== PROBLEM REQUIREMENTS ==
Write the material out again in full, word for word. Do not include the pictures.

[START]

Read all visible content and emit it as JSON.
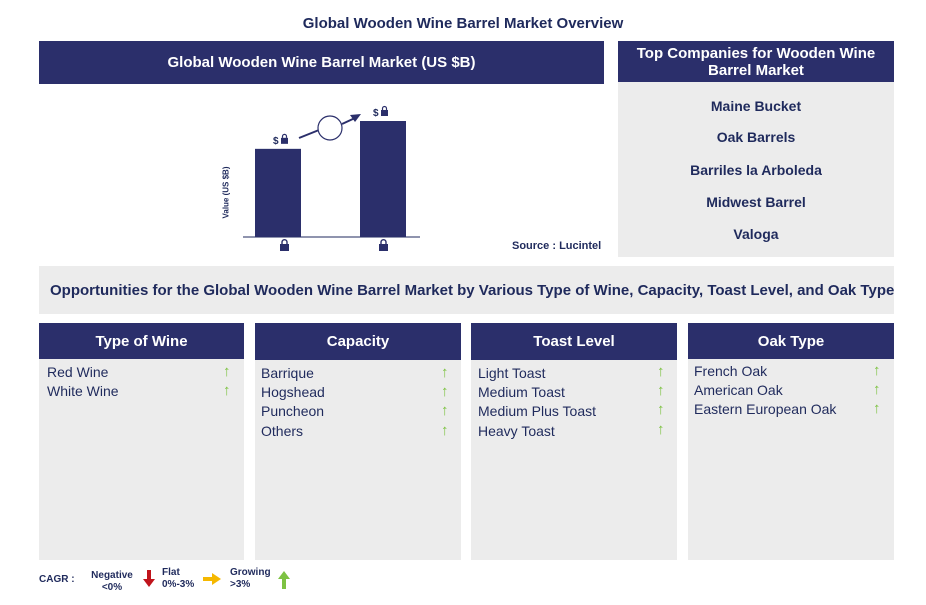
{
  "page_title": "Global Wooden Wine Barrel Market Overview",
  "chart_panel": {
    "header": "Global Wooden Wine Barrel Market (US $B)",
    "ylabel": "Value (US $B)",
    "bar_value_symbol": "$",
    "lock_icon": "lock-icon",
    "source": "Source : Lucintel"
  },
  "chart_data": {
    "type": "bar",
    "title": "Global Wooden Wine Barrel Market (US $B)",
    "ylabel": "Value (US $B)",
    "categories": [
      "",
      ""
    ],
    "values": [
      0.76,
      1.0
    ],
    "note": "Bar values and category labels are hidden (locked); heights read as relative proportions.",
    "growth_arrow": true
  },
  "companies_panel": {
    "header": "Top Companies for Wooden Wine Barrel Market",
    "items": [
      "Maine Bucket",
      "Oak Barrels",
      "Barriles la Arboleda",
      "Midwest Barrel",
      "Valoga"
    ]
  },
  "opportunities": {
    "title": "Opportunities for the Global Wooden Wine Barrel Market by Various Type of Wine, Capacity, Toast Level, and Oak Type"
  },
  "segments": [
    {
      "title": "Type of Wine",
      "items": [
        "Red Wine",
        "White Wine"
      ]
    },
    {
      "title": "Capacity",
      "items": [
        "Barrique",
        "Hogshead",
        "Puncheon",
        "Others"
      ]
    },
    {
      "title": "Toast Level",
      "items": [
        "Light Toast",
        "Medium Toast",
        "Medium Plus Toast",
        "Heavy Toast"
      ]
    },
    {
      "title": "Oak Type",
      "items": [
        "French Oak",
        "American Oak",
        "Eastern European Oak"
      ]
    }
  ],
  "trend_symbol": "↑",
  "legend": {
    "label": "CAGR :",
    "negative": {
      "name": "Negative",
      "range": "<0%",
      "color": "#c0141c"
    },
    "flat": {
      "name": "Flat",
      "range": "0%-3%",
      "color": "#f5b800"
    },
    "growing": {
      "name": "Growing",
      "range": ">3%",
      "color": "#7dc242"
    }
  },
  "colors": {
    "navy": "#2b2f6b",
    "panel_grey": "#ececec",
    "text": "#1f2a5c",
    "growth_green": "#7dc242"
  }
}
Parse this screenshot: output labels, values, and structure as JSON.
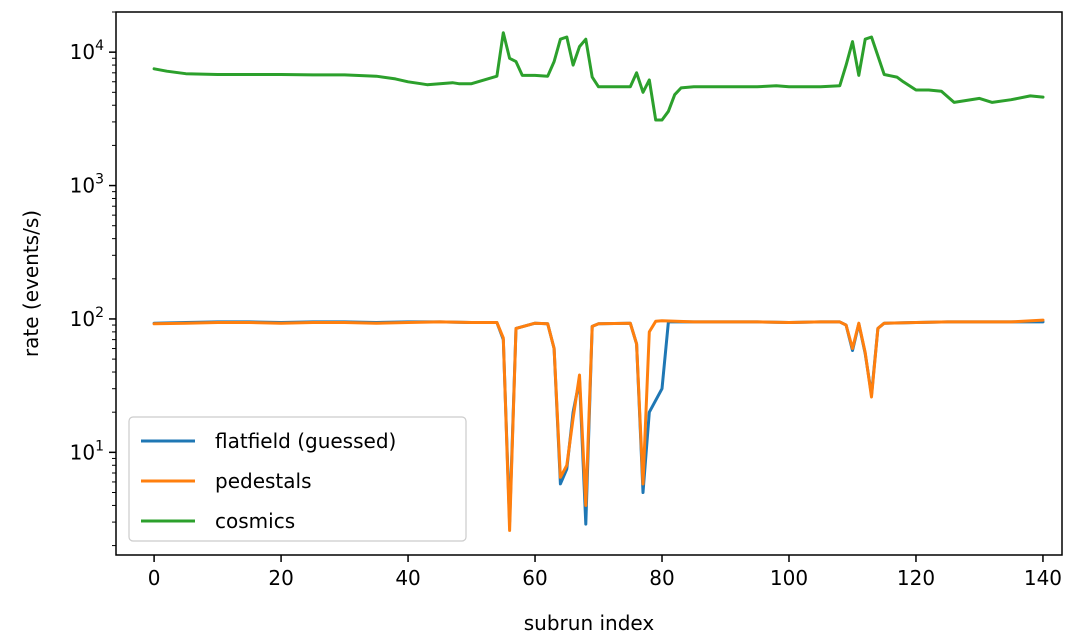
{
  "chart_data": {
    "type": "line",
    "title": "",
    "xlabel": "subrun index",
    "ylabel": "rate (events/s)",
    "xlim": [
      -6,
      143
    ],
    "ylim": [
      1.7,
      20000
    ],
    "yscale": "log",
    "grid": false,
    "legend_position": "lower-left",
    "x_ticks": [
      {
        "value": 0,
        "label": "0"
      },
      {
        "value": 20,
        "label": "20"
      },
      {
        "value": 40,
        "label": "40"
      },
      {
        "value": 60,
        "label": "60"
      },
      {
        "value": 80,
        "label": "80"
      },
      {
        "value": 100,
        "label": "100"
      },
      {
        "value": 120,
        "label": "120"
      },
      {
        "value": 140,
        "label": "140"
      }
    ],
    "y_ticks": [
      {
        "value": 10,
        "base": "10",
        "exp": "1"
      },
      {
        "value": 100,
        "base": "10",
        "exp": "2"
      },
      {
        "value": 1000,
        "base": "10",
        "exp": "3"
      },
      {
        "value": 10000,
        "base": "10",
        "exp": "4"
      }
    ],
    "series": [
      {
        "name": "flatfield (guessed)",
        "color": "#1f77b4",
        "x": [
          0,
          5,
          10,
          15,
          20,
          25,
          30,
          35,
          40,
          45,
          50,
          54,
          55,
          56,
          57,
          60,
          62,
          63,
          64,
          65,
          66,
          67,
          68,
          69,
          70,
          75,
          76,
          77,
          78,
          80,
          81,
          85,
          90,
          95,
          100,
          105,
          108,
          109,
          110,
          111,
          112,
          113,
          114,
          115,
          120,
          125,
          130,
          135,
          140
        ],
        "values": [
          93,
          94,
          95,
          95,
          94,
          95,
          95,
          94,
          95,
          95,
          94,
          94,
          70,
          3,
          85,
          93,
          92,
          60,
          5.8,
          7.5,
          20,
          35,
          2.9,
          88,
          92,
          93,
          65,
          5,
          20,
          30,
          95,
          95,
          95,
          95,
          94,
          95,
          95,
          90,
          58,
          92,
          55,
          27,
          85,
          93,
          94,
          95,
          95,
          95,
          95
        ]
      },
      {
        "name": "pedestals",
        "color": "#ff7f0e",
        "x": [
          0,
          5,
          10,
          15,
          20,
          25,
          30,
          35,
          40,
          45,
          50,
          54,
          55,
          56,
          57,
          60,
          62,
          63,
          64,
          65,
          66,
          67,
          68,
          69,
          70,
          75,
          76,
          77,
          78,
          79,
          80,
          85,
          90,
          95,
          100,
          105,
          108,
          109,
          110,
          111,
          112,
          113,
          114,
          115,
          120,
          125,
          130,
          135,
          140
        ],
        "values": [
          92,
          93,
          94,
          94,
          93,
          94,
          94,
          93,
          94,
          95,
          94,
          94,
          72,
          2.6,
          85,
          93,
          92,
          60,
          6.5,
          8,
          18,
          38,
          4,
          88,
          92,
          93,
          65,
          5.8,
          80,
          96,
          97,
          95,
          95,
          95,
          94,
          95,
          95,
          90,
          60,
          93,
          56,
          26,
          85,
          93,
          94,
          95,
          95,
          95,
          98
        ]
      },
      {
        "name": "cosmics",
        "color": "#2ca02c",
        "x": [
          0,
          2,
          5,
          10,
          15,
          20,
          25,
          30,
          35,
          38,
          40,
          42,
          43,
          45,
          47,
          48,
          50,
          52,
          54,
          55,
          56,
          57,
          58,
          60,
          62,
          63,
          64,
          65,
          66,
          67,
          68,
          69,
          70,
          75,
          76,
          77,
          78,
          79,
          80,
          81,
          82,
          83,
          85,
          90,
          95,
          98,
          100,
          105,
          108,
          109,
          110,
          111,
          112,
          113,
          115,
          117,
          118,
          120,
          122,
          124,
          126,
          130,
          132,
          135,
          138,
          140
        ],
        "values": [
          7500,
          7200,
          6900,
          6800,
          6800,
          6800,
          6750,
          6750,
          6600,
          6300,
          6000,
          5800,
          5700,
          5800,
          5900,
          5800,
          5800,
          6200,
          6600,
          14000,
          9000,
          8500,
          6700,
          6700,
          6600,
          8500,
          12500,
          13000,
          8000,
          11000,
          12500,
          6500,
          5500,
          5500,
          7000,
          5000,
          6200,
          3100,
          3100,
          3600,
          4800,
          5400,
          5500,
          5500,
          5500,
          5600,
          5500,
          5500,
          5600,
          8000,
          12000,
          6700,
          12500,
          13000,
          6800,
          6500,
          6000,
          5200,
          5200,
          5100,
          4200,
          4500,
          4200,
          4400,
          4700,
          4600
        ]
      }
    ]
  }
}
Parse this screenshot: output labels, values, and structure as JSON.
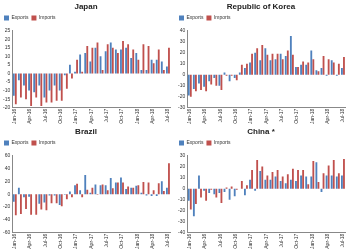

[END]

== FINAL ANSWER ==
Read all visible content and emit it as JSON.
{
  "page_title": "Global Wooden Wine Barrel Market Overview",
  "chart_panel": {
    "header": "Global Wooden Wine Barrel Market (US $B)",
    "ylabel": "Value (US $B)",
    "bar_value_symbol": "$",
    "lock_icon": "lock-icon",
    "source": "Source : Lucintel"
  },
  "chart_data": {
    "type": "bar",
    "title": "Global Wooden Wine Barrel Market (US $B)",
    "ylabel": "Value (US $B)",
    "categories": [
      "",
      ""
    ],
    "values": [
      0.76,
      1.0
    ],
    "note": "Bar values and category labels are hidden (locked); heights read as relative proportions.",
    "growth_arrow": true
  },
  "companies_panel": {
    "header": "Top Companies for Wooden Wine Barrel Market",
    "items": [
      "Maine Bucket",
      "Oak Barrels",
      "Barriles la Arboleda",
      "Midwest Barrel",
      "Valoga"
    ]
  },
  "opportunities": {
    "title": "Opportunities for the Global Wooden Wine Barrel Market by Various Type of Wine, Capacity, Toast Level, and Oak Type"
  },
  "segments": [
    {
      "title": "Type of Wine",
      "items": [
        "Red Wine",
        "White Wine"
      ]
    },
    {
      "title": "Capacity",
      "items": [
        "Barrique",
        "Hogshead",
        "Puncheon",
        "Others"
      ]
    },
    {
      "title": "Toast Level",
      "items": [
        "Light Toast",
        "Medium Toast",
        "Medium Plus Toast",
        "Heavy Toast"
      ]
    },
    {
      "title": "Oak Type",
      "items": [
        "French Oak",
        "American Oak",
        "Eastern European Oak"
      ]
    }
  ],
  "trend_symbol": "↑",
  "legend": {
    "label": "CAGR :",
    "negative": {
      "name": "Negative",
      "range": "<0%",
      "color": "#c0141c"
    },
    "flat": {
      "name": "Flat",
      "range": "0%-3%",
      "color": "#f5b800"
    },
    "growing": {
      "name": "Growing",
      "range": ">3%",
      "color": "#7dc242"
    }
  },
  "colors": {
    "navy": "#2b2f6b",
    "panel_grey": "#ececec",
    "text": "#1f2a5c",
    "growth_green": "#7dc242"
  }
}
Parse this screenshot: output labels, values, and structure as JSON.
{
  "chart_data": {
    "type": "line",
    "title": "",
    "xlabel": "subrun index",
    "ylabel": "rate (events/s)",
    "xlim": [
      -6,
      143
    ],
    "ylim": [
      1.7,
      20000
    ],
    "yscale": "log",
    "grid": false,
    "legend_position": "lower-left",
    "x_ticks": [
      {
        "value": 0,
        "label": "0"
      },
      {
        "value": 20,
        "label": "20"
      },
      {
        "value": 40,
        "label": "40"
      },
      {
        "value": 60,
        "label": "60"
      },
      {
        "value": 80,
        "label": "80"
      },
      {
        "value": 100,
        "label": "100"
      },
      {
        "value": 120,
        "label": "120"
      },
      {
        "value": 140,
        "label": "140"
      }
    ],
    "y_ticks": [
      {
        "value": 10,
        "base": "10",
        "exp": "1"
      },
      {
        "value": 100,
        "base": "10",
        "exp": "2"
      },
      {
        "value": 1000,
        "base": "10",
        "exp": "3"
      },
      {
        "value": 10000,
        "base": "10",
        "exp": "4"
      }
    ],
    "series": [
      {
        "name": "flatfield (guessed)",
        "color": "#1f77b4",
        "x": [
          0,
          5,
          10,
          15,
          20,
          25,
          30,
          35,
          40,
          45,
          50,
          54,
          55,
          56,
          57,
          60,
          62,
          63,
          64,
          65,
          66,
          67,
          68,
          69,
          70,
          75,
          76,
          77,
          78,
          80,
          81,
          85,
          90,
          95,
          100,
          105,
          108,
          109,
          110,
          111,
          112,
          113,
          114,
          115,
          120,
          125,
          130,
          135,
          140
        ],
        "values": [
          93,
          94,
          95,
          95,
          94,
          95,
          95,
          94,
          95,
          95,
          94,
          94,
          70,
          3,
          85,
          93,
          92,
          60,
          5.8,
          7.5,
          20,
          35,
          2.9,
          88,
          92,
          93,
          65,
          5,
          20,
          30,
          95,
          95,
          95,
          95,
          94,
          95,
          95,
          90,
          58,
          92,
          55,
          27,
          85,
          93,
          94,
          95,
          95,
          95,
          95
        ]
      },
      {
        "name": "pedestals",
        "color": "#ff7f0e",
        "x": [
          0,
          5,
          10,
          15,
          20,
          25,
          30,
          35,
          40,
          45,
          50,
          54,
          55,
          56,
          57,
          60,
          62,
          63,
          64,
          65,
          66,
          67,
          68,
          69,
          70,
          75,
          76,
          77,
          78,
          79,
          80,
          85,
          90,
          95,
          100,
          105,
          108,
          109,
          110,
          111,
          112,
          113,
          114,
          115,
          120,
          125,
          130,
          135,
          140
        ],
        "values": [
          92,
          93,
          94,
          94,
          93,
          94,
          94,
          93,
          94,
          95,
          94,
          94,
          72,
          2.6,
          85,
          93,
          92,
          60,
          6.5,
          8,
          18,
          38,
          4,
          88,
          92,
          93,
          65,
          5.8,
          80,
          96,
          97,
          95,
          95,
          95,
          94,
          95,
          95,
          90,
          60,
          93,
          56,
          26,
          85,
          93,
          94,
          95,
          95,
          95,
          98
        ]
      },
      {
        "name": "cosmics",
        "color": "#2ca02c",
        "x": [
          0,
          2,
          5,
          10,
          15,
          20,
          25,
          30,
          35,
          38,
          40,
          42,
          43,
          45,
          47,
          48,
          50,
          52,
          54,
          55,
          56,
          57,
          58,
          60,
          62,
          63,
          64,
          65,
          66,
          67,
          68,
          69,
          70,
          75,
          76,
          77,
          78,
          79,
          80,
          81,
          82,
          83,
          85,
          90,
          95,
          98,
          100,
          105,
          108,
          109,
          110,
          111,
          112,
          113,
          115,
          117,
          118,
          120,
          122,
          124,
          126,
          130,
          132,
          135,
          138,
          140
        ],
        "values": [
          7500,
          7200,
          6900,
          6800,
          6800,
          6800,
          6750,
          6750,
          6600,
          6300,
          6000,
          5800,
          5700,
          5800,
          5900,
          5800,
          5800,
          6200,
          6600,
          14000,
          9000,
          8500,
          6700,
          6700,
          6600,
          8500,
          12500,
          13000,
          8000,
          11000,
          12500,
          6500,
          5500,
          5500,
          7000,
          5000,
          6200,
          3100,
          3100,
          3600,
          4800,
          5400,
          5500,
          5500,
          5500,
          5600,
          5500,
          5500,
          5600,
          8000,
          12000,
          6700,
          12500,
          13000,
          6800,
          6500,
          6000,
          5200,
          5200,
          5100,
          4200,
          4500,
          4200,
          4400,
          4700,
          4600
        ]
      }
    ]
  }
}
Parse this screenshot: output labels, values, and structure as JSON.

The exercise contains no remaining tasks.